ORDER BY Optimization

From: Derek Buttineau|Compu-SOLVE <derek(at)csolve(dot)net>
To: pgsql-sql(at)postgresql(dot)org
Subject: ORDER BY Optimization
Date: 2005-05-06 19:48:32
Message-ID: 427BCA10.4090208@csolve.net
Views: Raw Message | Whole Thread | Download mbox | Resend email
Thread:
Lists: pgsql-performance pgsql-sql

Good Day,

I'm hoping this is the right place to send this. I have a query that's
causing me some grief trying to optimize it. The query cost is fine
until I order the data set. Mind you after it's been ran and cached,
subsequent calls to it are near instant. The Query in question is:

select mr.*,m.* from maillog_received mr JOIN maillog m ON mr.maillog_id
= m.id WHERE mr.subscription=89 and m.spam=1 ORDER BY m.msg_date desc
limit 10

The strucutre of the tables involved in the query are as follows:

Table "public.maillog_received"
Column | Type |
Modifiers
--------------+------------------------+------------------------------------------------------------------
id | integer | not null default
nextval('public.maillog_received_id_seq'::text)

| To-do list |
**A.** In the ORDER BY optimization post, rewrite the passage starting with "The strucutre of" and going on through "nextval('public.maillog_received_id_seq'::text)", replacing "integer" with "bigint".
**B.** In the ORDER BY optimization post, which column does the query sort by, and in what direction?
**C.** Continue the ORDER BY optimization post from where it stops.

| Data rows |

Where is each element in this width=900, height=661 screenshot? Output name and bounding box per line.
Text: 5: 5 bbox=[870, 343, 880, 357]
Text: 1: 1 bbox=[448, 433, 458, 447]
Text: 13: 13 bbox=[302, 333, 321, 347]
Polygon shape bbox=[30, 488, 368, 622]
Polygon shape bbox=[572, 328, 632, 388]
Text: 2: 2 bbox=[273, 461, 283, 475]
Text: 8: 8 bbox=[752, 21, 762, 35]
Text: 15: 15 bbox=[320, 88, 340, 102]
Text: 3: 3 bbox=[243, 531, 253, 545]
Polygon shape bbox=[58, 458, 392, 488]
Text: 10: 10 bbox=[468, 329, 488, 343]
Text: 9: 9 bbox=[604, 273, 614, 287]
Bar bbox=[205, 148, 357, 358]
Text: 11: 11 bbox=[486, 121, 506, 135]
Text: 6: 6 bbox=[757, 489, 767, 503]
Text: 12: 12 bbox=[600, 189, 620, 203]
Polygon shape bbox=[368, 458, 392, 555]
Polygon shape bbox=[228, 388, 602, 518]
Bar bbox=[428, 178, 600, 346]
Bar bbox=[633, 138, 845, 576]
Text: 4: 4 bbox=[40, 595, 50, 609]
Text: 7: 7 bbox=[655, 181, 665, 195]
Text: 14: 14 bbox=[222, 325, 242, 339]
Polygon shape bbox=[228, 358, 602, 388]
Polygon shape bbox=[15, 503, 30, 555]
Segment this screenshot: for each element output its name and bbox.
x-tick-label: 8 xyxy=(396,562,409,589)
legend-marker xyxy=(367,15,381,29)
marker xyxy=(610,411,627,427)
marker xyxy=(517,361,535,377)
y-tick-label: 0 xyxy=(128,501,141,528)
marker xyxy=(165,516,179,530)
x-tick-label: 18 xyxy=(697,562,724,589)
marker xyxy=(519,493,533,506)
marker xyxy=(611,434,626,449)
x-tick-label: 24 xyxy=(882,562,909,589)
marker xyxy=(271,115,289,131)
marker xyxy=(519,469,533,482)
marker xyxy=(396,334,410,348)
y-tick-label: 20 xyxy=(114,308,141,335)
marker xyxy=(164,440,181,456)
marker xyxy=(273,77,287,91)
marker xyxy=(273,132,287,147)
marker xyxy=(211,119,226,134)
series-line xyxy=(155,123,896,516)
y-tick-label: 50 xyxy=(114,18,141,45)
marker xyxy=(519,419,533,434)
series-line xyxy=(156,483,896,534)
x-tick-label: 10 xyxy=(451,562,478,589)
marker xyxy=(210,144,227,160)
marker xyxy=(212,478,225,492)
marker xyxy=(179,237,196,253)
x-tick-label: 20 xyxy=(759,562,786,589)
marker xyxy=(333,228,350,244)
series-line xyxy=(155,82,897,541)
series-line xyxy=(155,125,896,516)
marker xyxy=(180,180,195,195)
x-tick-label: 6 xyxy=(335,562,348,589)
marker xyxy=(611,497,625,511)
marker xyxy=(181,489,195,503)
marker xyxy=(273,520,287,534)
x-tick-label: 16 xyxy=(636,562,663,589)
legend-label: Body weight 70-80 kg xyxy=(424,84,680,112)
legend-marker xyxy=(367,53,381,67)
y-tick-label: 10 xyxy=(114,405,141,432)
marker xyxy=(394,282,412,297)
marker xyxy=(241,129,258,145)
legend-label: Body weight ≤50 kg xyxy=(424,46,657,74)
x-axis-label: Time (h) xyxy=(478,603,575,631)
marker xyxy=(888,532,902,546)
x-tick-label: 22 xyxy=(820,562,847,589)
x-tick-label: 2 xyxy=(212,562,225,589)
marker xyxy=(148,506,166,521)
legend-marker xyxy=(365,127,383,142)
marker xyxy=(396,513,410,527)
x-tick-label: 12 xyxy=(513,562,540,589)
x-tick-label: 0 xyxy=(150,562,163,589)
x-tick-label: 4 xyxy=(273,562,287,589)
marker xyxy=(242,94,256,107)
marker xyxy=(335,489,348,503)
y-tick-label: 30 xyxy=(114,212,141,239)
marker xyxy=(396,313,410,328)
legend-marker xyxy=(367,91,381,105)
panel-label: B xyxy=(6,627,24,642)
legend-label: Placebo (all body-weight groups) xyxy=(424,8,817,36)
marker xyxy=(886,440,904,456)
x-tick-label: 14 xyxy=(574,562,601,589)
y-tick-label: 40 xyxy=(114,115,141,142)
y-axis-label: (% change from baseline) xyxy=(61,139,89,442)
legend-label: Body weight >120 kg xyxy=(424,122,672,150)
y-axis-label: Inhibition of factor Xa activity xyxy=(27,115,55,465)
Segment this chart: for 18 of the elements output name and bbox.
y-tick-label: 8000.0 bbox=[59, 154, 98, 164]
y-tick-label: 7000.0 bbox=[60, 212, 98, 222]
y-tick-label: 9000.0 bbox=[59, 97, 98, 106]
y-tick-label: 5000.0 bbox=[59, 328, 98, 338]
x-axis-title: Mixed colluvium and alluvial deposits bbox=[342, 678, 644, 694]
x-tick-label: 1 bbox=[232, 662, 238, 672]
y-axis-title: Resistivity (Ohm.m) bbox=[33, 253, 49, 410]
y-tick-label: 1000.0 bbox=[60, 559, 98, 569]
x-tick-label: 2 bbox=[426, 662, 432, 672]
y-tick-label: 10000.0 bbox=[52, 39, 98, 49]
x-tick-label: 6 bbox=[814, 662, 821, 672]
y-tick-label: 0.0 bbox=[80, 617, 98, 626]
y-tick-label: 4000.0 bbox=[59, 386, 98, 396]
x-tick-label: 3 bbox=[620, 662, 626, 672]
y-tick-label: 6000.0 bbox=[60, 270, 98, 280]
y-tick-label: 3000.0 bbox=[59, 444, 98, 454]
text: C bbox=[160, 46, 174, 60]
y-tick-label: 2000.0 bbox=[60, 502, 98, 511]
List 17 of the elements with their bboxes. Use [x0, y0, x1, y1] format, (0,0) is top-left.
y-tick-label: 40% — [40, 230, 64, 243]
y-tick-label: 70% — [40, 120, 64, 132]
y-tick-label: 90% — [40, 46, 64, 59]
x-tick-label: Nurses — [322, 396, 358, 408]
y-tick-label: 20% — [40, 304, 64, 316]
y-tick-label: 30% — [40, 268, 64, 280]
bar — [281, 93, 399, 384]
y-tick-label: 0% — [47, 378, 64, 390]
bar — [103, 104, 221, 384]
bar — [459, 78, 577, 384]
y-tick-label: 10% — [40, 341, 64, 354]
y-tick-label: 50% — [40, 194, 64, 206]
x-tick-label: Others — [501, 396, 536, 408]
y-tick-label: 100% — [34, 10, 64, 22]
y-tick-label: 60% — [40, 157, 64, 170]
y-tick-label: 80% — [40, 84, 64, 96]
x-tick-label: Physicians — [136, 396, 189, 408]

| Task-by-task outputs |
**A.**
The strucutre of the tables involved in the query are as follows:

Table "public.maillog_received"
Column | Type |
Modifiers
--------------+------------------------+------------------------------------------------------------------
id | bigint | not null default
nextval('public.maillog_received_id_seq'::text)

**B.** It sorts by m.msg_date in descending order.

**C.**
maillog_id | bigint | not null
subscription | integer | not null
local_part | character varying(255) | not null
domain | character varying(255) | not null
Indexes:
"maillog_received_pkey" PRIMARY KEY, btree (id)
"maillog_received_subscription_idx" btree (subscription)
"maillog_received_subscription_maillog_id_idx" btree (subscription,
maillog_id)
Foreign-key constraints:
"$1" FOREIGN KEY (subscription) REFERENCES subscriptions(id) ON
DELETE CASCADE
"$2" FOREIGN KEY (maillog_id) REFERENCES maillog(id) ON DELETE CASCADE
Triggers:
checkit BEFORE INSERT OR UPDATE ON maillog_received FOR EACH ROW
EXECUTE PROCEDURE check_sub()

Table "public.maillog"
Column | Type |
Modifiers
-----------------+-----------------------------+---------------------------------------------------------
id | bigint | not null default
nextval('public.maillog_id_seq'::text)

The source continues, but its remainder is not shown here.